## Prompt
State how many lines of the listing below include the word "Fintech". Give only the number.
— START The data —
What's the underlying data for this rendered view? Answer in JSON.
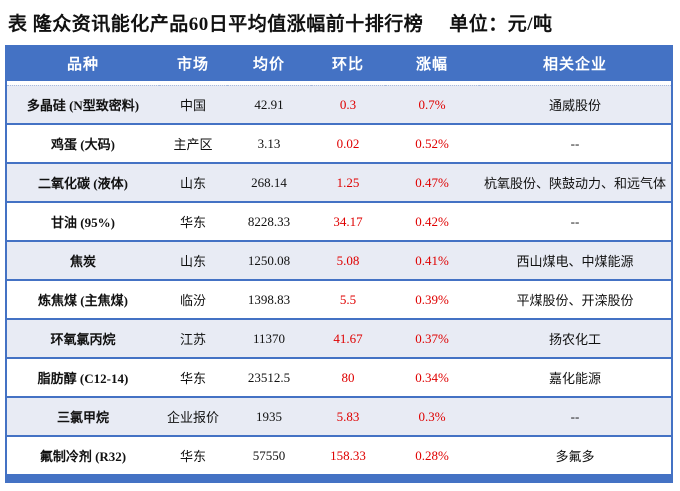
{
  "title": "表 隆众资讯能化产品60日平均值涨幅前十排行榜",
  "unit_label": "单位：元/吨",
  "colors": {
    "header_bg": "#4472C4",
    "stripe_bg": "#E8EBF4",
    "border_blue": "#4472C4",
    "highlight_red": "#DF0000"
  },
  "table": {
    "columns": [
      {
        "key": "variety",
        "label": "品种"
      },
      {
        "key": "market",
        "label": "市场"
      },
      {
        "key": "avg_price",
        "label": "均价"
      },
      {
        "key": "chain",
        "label": "环比"
      },
      {
        "key": "gain",
        "label": "涨幅"
      },
      {
        "key": "companies",
        "label": "相关企业"
      }
    ],
    "rows": [
      {
        "variety": "多晶硅 (N型致密料)",
        "market": "中国",
        "avg_price": "42.91",
        "chain": "0.3",
        "gain": "0.7%",
        "companies": "通威股份"
      },
      {
        "variety": "鸡蛋 (大码)",
        "market": "主产区",
        "avg_price": "3.13",
        "chain": "0.02",
        "gain": "0.52%",
        "companies": "--"
      },
      {
        "variety": "二氧化碳 (液体)",
        "market": "山东",
        "avg_price": "268.14",
        "chain": "1.25",
        "gain": "0.47%",
        "companies": "杭氧股份、陕鼓动力、和远气体"
      },
      {
        "variety": "甘油 (95%)",
        "market": "华东",
        "avg_price": "8228.33",
        "chain": "34.17",
        "gain": "0.42%",
        "companies": "--"
      },
      {
        "variety": "焦炭",
        "market": "山东",
        "avg_price": "1250.08",
        "chain": "5.08",
        "gain": "0.41%",
        "companies": "西山煤电、中煤能源"
      },
      {
        "variety": "炼焦煤 (主焦煤)",
        "market": "临汾",
        "avg_price": "1398.83",
        "chain": "5.5",
        "gain": "0.39%",
        "companies": "平煤股份、开滦股份"
      },
      {
        "variety": "环氧氯丙烷",
        "market": "江苏",
        "avg_price": "11370",
        "chain": "41.67",
        "gain": "0.37%",
        "companies": "扬农化工"
      },
      {
        "variety": "脂肪醇 (C12-14)",
        "market": "华东",
        "avg_price": "23512.5",
        "chain": "80",
        "gain": "0.34%",
        "companies": "嘉化能源"
      },
      {
        "variety": "三氯甲烷",
        "market": "企业报价",
        "avg_price": "1935",
        "chain": "5.83",
        "gain": "0.3%",
        "companies": "--"
      },
      {
        "variety": "氟制冷剂 (R32)",
        "market": "华东",
        "avg_price": "57550",
        "chain": "158.33",
        "gain": "0.28%",
        "companies": "多氟多"
      }
    ]
  }
}
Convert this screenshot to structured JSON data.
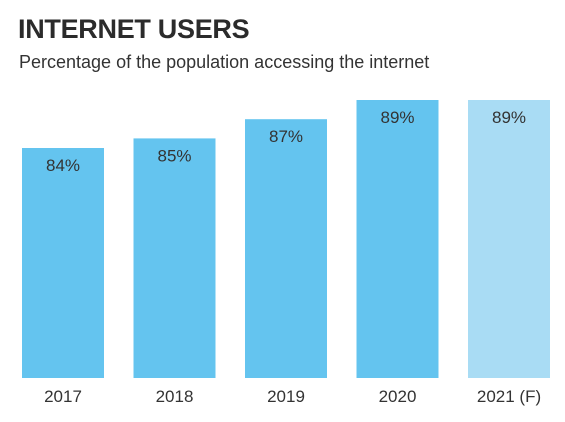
{
  "colors": {
    "bar_actual": "#64C4EF",
    "bar_forecast": "#A9DCF4",
    "text": "#2b2b2b"
  },
  "chart_data": {
    "type": "bar",
    "title": "INTERNET USERS",
    "subtitle": "Percentage of the population accessing the internet",
    "xlabel": "",
    "ylabel": "",
    "categories": [
      "2017",
      "2018",
      "2019",
      "2020",
      "2021 (F)"
    ],
    "values": [
      84,
      85,
      87,
      89,
      89
    ],
    "value_labels": [
      "84%",
      "85%",
      "87%",
      "89%",
      "89%"
    ],
    "forecast": [
      false,
      false,
      false,
      false,
      true
    ],
    "ylim": [
      0,
      89
    ],
    "grid": false,
    "legend": "none"
  }
}
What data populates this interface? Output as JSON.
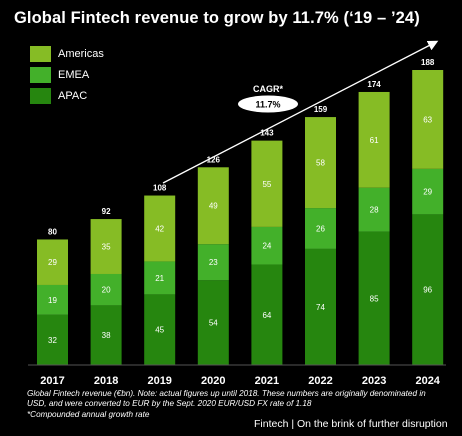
{
  "title": "Global Fintech revenue to grow by 11.7% (‘19 – ’24)",
  "cagr": {
    "label": "CAGR*",
    "value": "11.7%"
  },
  "note_lines": [
    "Global Fintech revenue (€bn). Note: actual figures up until 2018. These numbers are originally denominated in",
    "USD, and were converted to EUR by the Sept. 2020 EUR/USD FX rate of 1.18",
    "*Compounded annual growth rate"
  ],
  "footer": "Fintech | On the brink of further disruption",
  "chart_data": {
    "type": "bar",
    "stacked": true,
    "categories": [
      "2017",
      "2018",
      "2019",
      "2020",
      "2021",
      "2022",
      "2023",
      "2024"
    ],
    "series": [
      {
        "name": "APAC",
        "color": "#26860f",
        "values": [
          32,
          38,
          45,
          54,
          64,
          74,
          85,
          96
        ]
      },
      {
        "name": "EMEA",
        "color": "#43b02a",
        "values": [
          19,
          20,
          21,
          23,
          24,
          26,
          28,
          29
        ]
      },
      {
        "name": "Americas",
        "color": "#86bc25",
        "values": [
          29,
          35,
          42,
          49,
          55,
          58,
          61,
          63
        ]
      }
    ],
    "totals": [
      80,
      92,
      108,
      126,
      143,
      159,
      174,
      188
    ],
    "legend": [
      "Americas",
      "EMEA",
      "APAC"
    ],
    "ylim": [
      0,
      188
    ],
    "title": "Global Fintech revenue to grow by 11.7% (‘19 – ’24)",
    "xlabel": "",
    "ylabel": ""
  }
}
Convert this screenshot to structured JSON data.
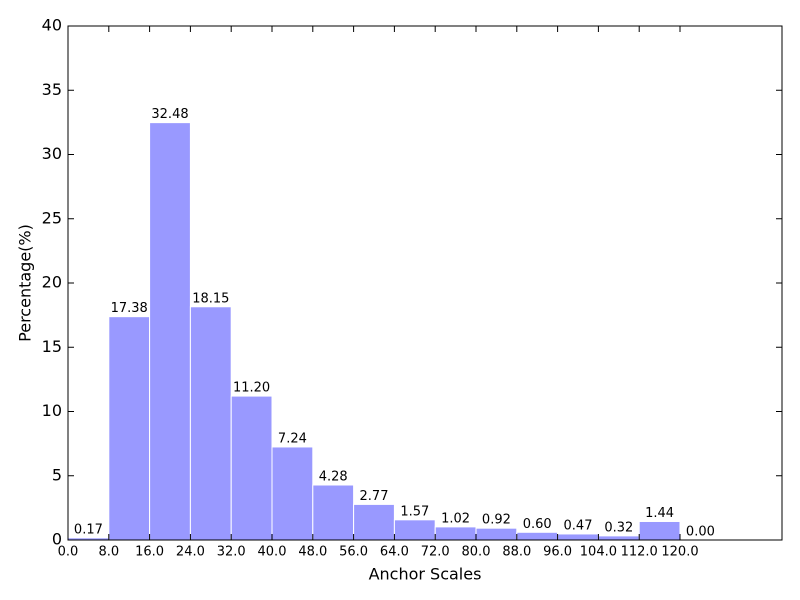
{
  "chart_data": {
    "type": "histogram",
    "xlabel": "Anchor Scales",
    "ylabel": "Percentage(%)",
    "bins": [
      0,
      8,
      16,
      24,
      32,
      40,
      48,
      56,
      64,
      72,
      80,
      88,
      96,
      104,
      112,
      120,
      128
    ],
    "values": [
      0.17,
      17.38,
      32.48,
      18.15,
      11.2,
      7.24,
      4.28,
      2.77,
      1.57,
      1.02,
      0.92,
      0.6,
      0.47,
      0.32,
      1.44,
      0
    ],
    "value_labels": [
      "0.17",
      "17.38",
      "32.48",
      "18.15",
      "11.20",
      "7.24",
      "4.28",
      "2.77",
      "1.57",
      "1.02",
      "0.92",
      "0.60",
      "0.47",
      "0.32",
      "1.44",
      "0.00"
    ],
    "color": "#9999ff",
    "xlim": [
      0,
      140
    ],
    "xticks": [
      {
        "value": 0,
        "label": "0.0"
      },
      {
        "value": 8,
        "label": "8.0"
      },
      {
        "value": 16,
        "label": "16.0"
      },
      {
        "value": 24,
        "label": "24.0"
      },
      {
        "value": 32,
        "label": "32.0"
      },
      {
        "value": 40,
        "label": "40.0"
      },
      {
        "value": 48,
        "label": "48.0"
      },
      {
        "value": 56,
        "label": "56.0"
      },
      {
        "value": 64,
        "label": "64.0"
      },
      {
        "value": 72,
        "label": "72.0"
      },
      {
        "value": 80,
        "label": "80.0"
      },
      {
        "value": 88,
        "label": "88.0"
      },
      {
        "value": 96,
        "label": "96.0"
      },
      {
        "value": 104,
        "label": "104.0"
      },
      {
        "value": 112,
        "label": "112.0"
      },
      {
        "value": 120,
        "label": "120.0"
      }
    ],
    "ylim": [
      0,
      40
    ],
    "yticks": [
      0,
      5,
      10,
      15,
      20,
      25,
      30,
      35,
      40
    ],
    "grid": false
  }
}
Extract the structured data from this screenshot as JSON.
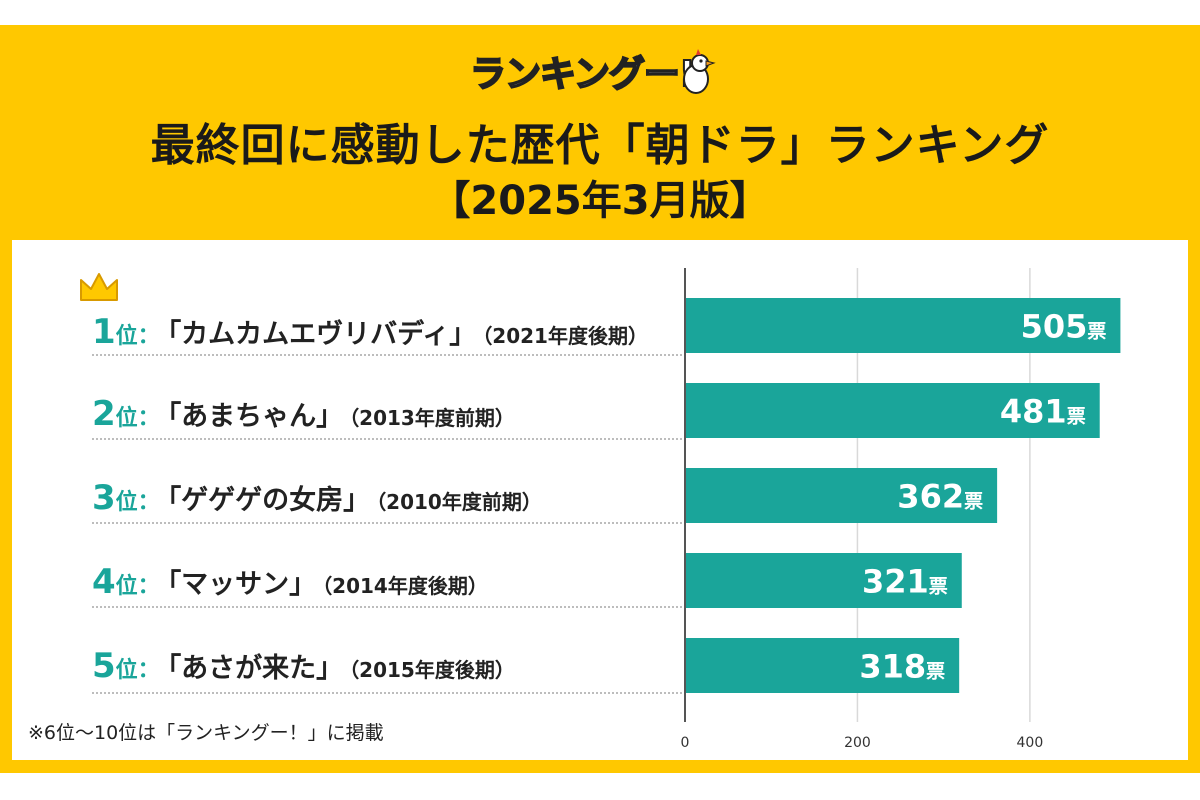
{
  "logo": {
    "text": "ランキングー!"
  },
  "header": {
    "title": "最終回に感動した歴代「朝ドラ」ランキング",
    "subtitle": "【2025年3月版】"
  },
  "rankings": [
    {
      "rank": "1",
      "suffix": "位：",
      "title": "「カムカムエヴリバディ」",
      "period": "（2021年度後期）"
    },
    {
      "rank": "2",
      "suffix": "位：",
      "title": "「あまちゃん」",
      "period": "（2013年度前期）"
    },
    {
      "rank": "3",
      "suffix": "位：",
      "title": "「ゲゲゲの女房」",
      "period": "（2010年度前期）"
    },
    {
      "rank": "4",
      "suffix": "位：",
      "title": "「マッサン」",
      "period": "（2014年度後期）"
    },
    {
      "rank": "5",
      "suffix": "位：",
      "title": "「あさが来た」",
      "period": "（2015年度後期）"
    }
  ],
  "footnote": "※6位〜10位は「ランキングー！」に掲載",
  "chart_data": {
    "type": "bar",
    "orientation": "horizontal",
    "categories": [
      "カムカムエヴリバディ",
      "あまちゃん",
      "ゲゲゲの女房",
      "マッサン",
      "あさが来た"
    ],
    "values": [
      505,
      481,
      362,
      321,
      318
    ],
    "value_unit": "票",
    "xlim": [
      0,
      500
    ],
    "xticks": [
      0,
      200,
      400
    ],
    "grid": true,
    "colors": {
      "bar": "#1AA59A",
      "grid": "#d9d9d9",
      "axis": "#555555",
      "frame": "#FFC800"
    }
  }
}
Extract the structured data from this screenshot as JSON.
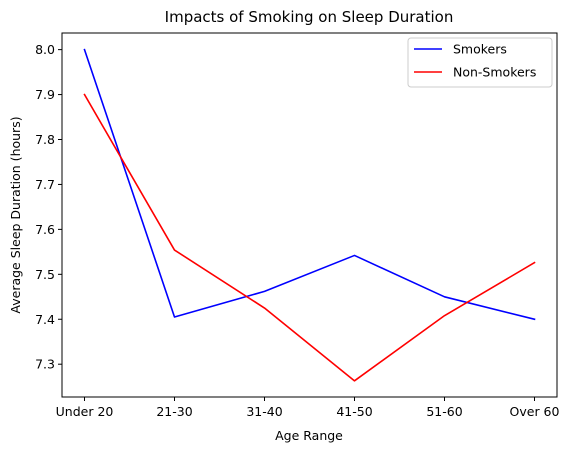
{
  "chart_data": {
    "type": "line",
    "title": "Impacts of Smoking on Sleep Duration",
    "xlabel": "Age Range",
    "ylabel": "Average Sleep Duration (hours)",
    "categories": [
      "Under 20",
      "21-30",
      "31-40",
      "41-50",
      "51-60",
      "Over 60"
    ],
    "ylim": [
      7.227,
      8.037
    ],
    "yticks": [
      7.3,
      7.4,
      7.5,
      7.6,
      7.7,
      7.8,
      7.9,
      8.0
    ],
    "grid": false,
    "legend_position": "top-right",
    "series": [
      {
        "name": "Smokers",
        "color": "#0000ff",
        "values": [
          8.0,
          7.405,
          7.462,
          7.542,
          7.45,
          7.4
        ]
      },
      {
        "name": "Non-Smokers",
        "color": "#ff0000",
        "values": [
          7.9,
          7.554,
          7.425,
          7.263,
          7.408,
          7.526
        ]
      }
    ]
  }
}
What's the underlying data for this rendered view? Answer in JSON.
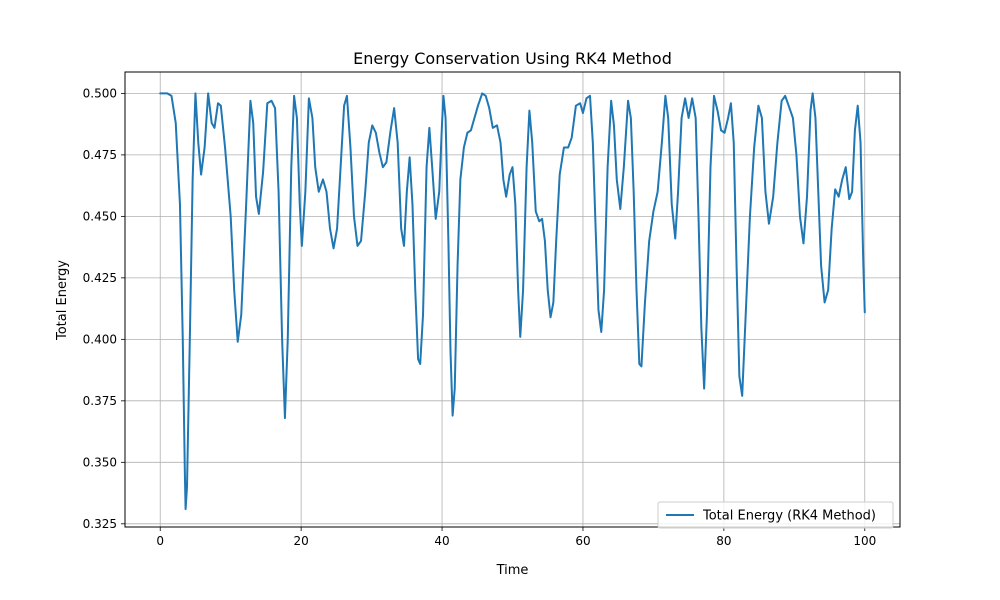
— END The data —
## Answer to this task
4